<<<<
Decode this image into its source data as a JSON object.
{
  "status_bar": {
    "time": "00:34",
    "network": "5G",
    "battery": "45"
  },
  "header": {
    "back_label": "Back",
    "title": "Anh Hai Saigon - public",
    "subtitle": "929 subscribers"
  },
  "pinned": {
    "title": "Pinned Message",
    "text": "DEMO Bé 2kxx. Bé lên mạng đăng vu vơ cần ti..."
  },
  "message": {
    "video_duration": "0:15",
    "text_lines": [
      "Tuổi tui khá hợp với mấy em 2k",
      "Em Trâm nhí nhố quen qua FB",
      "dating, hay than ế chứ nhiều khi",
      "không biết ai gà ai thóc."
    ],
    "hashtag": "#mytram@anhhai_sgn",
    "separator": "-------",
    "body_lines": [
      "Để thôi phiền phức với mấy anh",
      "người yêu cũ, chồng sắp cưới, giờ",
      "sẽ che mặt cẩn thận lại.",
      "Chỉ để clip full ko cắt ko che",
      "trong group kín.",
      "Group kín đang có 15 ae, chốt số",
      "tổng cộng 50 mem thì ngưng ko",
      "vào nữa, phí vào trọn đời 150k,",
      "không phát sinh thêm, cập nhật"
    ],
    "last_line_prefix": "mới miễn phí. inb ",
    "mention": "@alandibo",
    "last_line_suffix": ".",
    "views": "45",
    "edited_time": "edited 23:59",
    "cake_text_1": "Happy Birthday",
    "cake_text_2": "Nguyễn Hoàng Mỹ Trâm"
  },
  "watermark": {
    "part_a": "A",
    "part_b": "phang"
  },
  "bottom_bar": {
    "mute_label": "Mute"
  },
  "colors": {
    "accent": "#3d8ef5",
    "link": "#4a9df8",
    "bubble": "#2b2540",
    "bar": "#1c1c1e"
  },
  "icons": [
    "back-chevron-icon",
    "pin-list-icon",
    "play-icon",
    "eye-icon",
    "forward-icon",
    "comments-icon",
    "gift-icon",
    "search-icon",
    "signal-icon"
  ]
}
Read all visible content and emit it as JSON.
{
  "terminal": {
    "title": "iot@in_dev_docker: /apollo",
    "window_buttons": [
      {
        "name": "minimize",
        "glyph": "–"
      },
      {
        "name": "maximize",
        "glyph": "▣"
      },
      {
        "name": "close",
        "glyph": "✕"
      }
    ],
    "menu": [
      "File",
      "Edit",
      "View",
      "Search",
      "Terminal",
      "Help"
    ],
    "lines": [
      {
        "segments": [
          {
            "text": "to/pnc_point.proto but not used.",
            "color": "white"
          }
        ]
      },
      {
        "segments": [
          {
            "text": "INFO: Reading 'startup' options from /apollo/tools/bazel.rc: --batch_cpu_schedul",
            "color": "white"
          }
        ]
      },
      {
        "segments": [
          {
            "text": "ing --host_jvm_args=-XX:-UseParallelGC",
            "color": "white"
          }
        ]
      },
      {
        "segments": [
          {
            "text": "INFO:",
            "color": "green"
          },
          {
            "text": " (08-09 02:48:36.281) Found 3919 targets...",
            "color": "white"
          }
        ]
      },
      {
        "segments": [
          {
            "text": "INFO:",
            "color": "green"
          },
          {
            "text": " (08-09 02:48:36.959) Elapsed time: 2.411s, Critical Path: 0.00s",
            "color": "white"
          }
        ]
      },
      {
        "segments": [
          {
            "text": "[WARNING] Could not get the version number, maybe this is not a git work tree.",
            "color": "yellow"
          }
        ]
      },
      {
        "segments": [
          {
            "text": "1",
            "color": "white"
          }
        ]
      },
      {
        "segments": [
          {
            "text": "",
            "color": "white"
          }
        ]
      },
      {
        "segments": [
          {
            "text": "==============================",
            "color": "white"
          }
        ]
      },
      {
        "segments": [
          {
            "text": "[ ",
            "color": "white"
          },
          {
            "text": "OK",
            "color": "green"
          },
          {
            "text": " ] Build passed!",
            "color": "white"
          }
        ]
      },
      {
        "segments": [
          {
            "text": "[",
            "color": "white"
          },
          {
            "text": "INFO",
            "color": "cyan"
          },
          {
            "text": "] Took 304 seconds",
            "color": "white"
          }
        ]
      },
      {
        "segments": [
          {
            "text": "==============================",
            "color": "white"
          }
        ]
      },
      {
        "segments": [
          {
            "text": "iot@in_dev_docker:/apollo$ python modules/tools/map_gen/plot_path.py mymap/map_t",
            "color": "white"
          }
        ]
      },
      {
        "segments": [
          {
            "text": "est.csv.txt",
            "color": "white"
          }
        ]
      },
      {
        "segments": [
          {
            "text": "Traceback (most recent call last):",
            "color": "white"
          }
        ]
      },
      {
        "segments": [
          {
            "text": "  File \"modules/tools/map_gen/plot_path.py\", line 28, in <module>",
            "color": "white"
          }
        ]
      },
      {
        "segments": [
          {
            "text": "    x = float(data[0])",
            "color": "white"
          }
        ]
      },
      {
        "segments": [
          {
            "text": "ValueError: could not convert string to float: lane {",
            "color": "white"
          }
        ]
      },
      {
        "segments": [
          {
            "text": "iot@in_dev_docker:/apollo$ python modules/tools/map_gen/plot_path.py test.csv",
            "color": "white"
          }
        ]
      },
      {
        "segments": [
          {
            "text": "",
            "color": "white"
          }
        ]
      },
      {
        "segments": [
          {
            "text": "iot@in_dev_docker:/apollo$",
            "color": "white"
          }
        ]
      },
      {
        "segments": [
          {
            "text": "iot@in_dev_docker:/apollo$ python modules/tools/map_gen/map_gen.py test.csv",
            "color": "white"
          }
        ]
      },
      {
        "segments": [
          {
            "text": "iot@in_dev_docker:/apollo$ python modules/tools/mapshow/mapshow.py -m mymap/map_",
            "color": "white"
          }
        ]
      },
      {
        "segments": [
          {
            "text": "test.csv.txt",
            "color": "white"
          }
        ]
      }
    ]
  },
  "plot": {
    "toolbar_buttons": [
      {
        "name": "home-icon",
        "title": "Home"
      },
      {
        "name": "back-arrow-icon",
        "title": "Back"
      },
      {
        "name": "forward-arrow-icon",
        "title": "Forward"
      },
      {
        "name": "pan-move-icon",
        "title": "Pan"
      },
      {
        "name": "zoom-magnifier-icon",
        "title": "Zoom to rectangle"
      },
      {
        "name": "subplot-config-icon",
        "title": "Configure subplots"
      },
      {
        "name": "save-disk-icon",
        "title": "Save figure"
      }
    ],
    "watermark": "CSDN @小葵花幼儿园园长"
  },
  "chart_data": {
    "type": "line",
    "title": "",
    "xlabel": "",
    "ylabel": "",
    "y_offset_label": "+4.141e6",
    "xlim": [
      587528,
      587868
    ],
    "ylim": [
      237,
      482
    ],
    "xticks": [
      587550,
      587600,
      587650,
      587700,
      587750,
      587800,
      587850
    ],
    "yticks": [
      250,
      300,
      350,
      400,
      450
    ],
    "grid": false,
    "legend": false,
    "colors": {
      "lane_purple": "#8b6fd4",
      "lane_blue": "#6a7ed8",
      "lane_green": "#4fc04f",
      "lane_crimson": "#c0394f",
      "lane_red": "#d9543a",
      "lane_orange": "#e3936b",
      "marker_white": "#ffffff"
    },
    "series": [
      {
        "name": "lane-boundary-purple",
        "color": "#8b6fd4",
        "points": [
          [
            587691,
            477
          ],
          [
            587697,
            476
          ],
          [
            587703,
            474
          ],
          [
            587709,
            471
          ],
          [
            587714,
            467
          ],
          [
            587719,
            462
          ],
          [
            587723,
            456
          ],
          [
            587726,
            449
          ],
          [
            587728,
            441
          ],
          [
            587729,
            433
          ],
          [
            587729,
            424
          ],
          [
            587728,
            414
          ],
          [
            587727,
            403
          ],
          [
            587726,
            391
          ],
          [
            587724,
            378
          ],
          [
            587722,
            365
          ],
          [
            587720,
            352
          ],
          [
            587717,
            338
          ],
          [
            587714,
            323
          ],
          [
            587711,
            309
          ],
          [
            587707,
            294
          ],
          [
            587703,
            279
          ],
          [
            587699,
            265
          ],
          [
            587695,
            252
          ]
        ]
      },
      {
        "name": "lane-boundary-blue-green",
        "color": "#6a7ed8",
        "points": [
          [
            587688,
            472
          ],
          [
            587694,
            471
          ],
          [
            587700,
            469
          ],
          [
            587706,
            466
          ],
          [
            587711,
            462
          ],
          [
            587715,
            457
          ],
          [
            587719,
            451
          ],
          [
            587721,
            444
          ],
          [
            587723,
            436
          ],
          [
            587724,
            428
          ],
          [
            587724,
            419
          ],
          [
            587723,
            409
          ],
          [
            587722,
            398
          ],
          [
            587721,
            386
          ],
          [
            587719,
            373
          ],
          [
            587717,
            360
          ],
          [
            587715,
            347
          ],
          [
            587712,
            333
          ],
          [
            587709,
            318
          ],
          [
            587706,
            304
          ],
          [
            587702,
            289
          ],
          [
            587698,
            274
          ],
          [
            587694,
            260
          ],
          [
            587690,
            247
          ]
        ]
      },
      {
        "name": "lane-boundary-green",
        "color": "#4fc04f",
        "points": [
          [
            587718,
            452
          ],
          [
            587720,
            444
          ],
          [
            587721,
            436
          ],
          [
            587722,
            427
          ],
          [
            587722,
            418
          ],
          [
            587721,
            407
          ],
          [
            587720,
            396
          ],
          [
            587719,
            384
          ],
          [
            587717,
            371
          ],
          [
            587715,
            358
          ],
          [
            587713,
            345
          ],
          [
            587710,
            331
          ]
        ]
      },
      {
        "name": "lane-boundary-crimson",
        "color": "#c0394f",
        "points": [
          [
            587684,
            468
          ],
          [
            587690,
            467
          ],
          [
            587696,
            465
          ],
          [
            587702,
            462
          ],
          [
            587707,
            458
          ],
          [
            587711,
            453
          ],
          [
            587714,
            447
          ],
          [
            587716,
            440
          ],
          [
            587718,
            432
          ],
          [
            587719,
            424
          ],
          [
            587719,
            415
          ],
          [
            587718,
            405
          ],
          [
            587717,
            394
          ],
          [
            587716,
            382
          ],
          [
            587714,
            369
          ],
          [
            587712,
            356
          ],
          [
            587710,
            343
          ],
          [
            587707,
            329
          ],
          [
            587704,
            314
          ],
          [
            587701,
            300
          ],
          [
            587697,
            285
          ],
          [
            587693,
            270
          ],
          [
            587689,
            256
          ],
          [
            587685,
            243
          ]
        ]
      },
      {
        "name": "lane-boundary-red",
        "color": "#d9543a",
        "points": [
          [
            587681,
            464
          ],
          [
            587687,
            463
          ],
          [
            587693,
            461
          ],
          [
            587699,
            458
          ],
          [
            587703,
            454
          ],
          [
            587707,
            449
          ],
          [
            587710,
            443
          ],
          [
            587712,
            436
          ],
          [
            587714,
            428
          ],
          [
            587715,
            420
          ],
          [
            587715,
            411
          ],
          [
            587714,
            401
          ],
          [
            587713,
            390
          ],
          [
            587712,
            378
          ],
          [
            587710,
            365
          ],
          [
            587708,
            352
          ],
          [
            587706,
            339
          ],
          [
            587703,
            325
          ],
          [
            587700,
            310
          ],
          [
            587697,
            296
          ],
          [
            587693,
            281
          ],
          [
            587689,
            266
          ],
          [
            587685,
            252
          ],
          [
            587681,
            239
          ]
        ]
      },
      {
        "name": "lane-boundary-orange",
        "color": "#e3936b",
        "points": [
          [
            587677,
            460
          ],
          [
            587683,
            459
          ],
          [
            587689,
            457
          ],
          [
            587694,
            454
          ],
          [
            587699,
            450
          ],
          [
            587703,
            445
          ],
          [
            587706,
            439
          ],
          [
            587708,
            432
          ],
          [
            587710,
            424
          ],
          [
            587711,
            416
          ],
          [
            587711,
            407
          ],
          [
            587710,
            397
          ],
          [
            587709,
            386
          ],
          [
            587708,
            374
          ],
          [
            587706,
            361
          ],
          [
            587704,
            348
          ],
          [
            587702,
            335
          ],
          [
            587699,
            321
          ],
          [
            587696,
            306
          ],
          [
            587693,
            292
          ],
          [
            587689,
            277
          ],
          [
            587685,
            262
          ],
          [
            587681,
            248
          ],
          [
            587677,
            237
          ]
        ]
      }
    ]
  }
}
>>>>
** Stated task **
Pull out and copy each line containing the string "JSON".

** Result for this exercise **
Decode this image into its source data as a JSON object.
Read all visible content and emit it as JSON.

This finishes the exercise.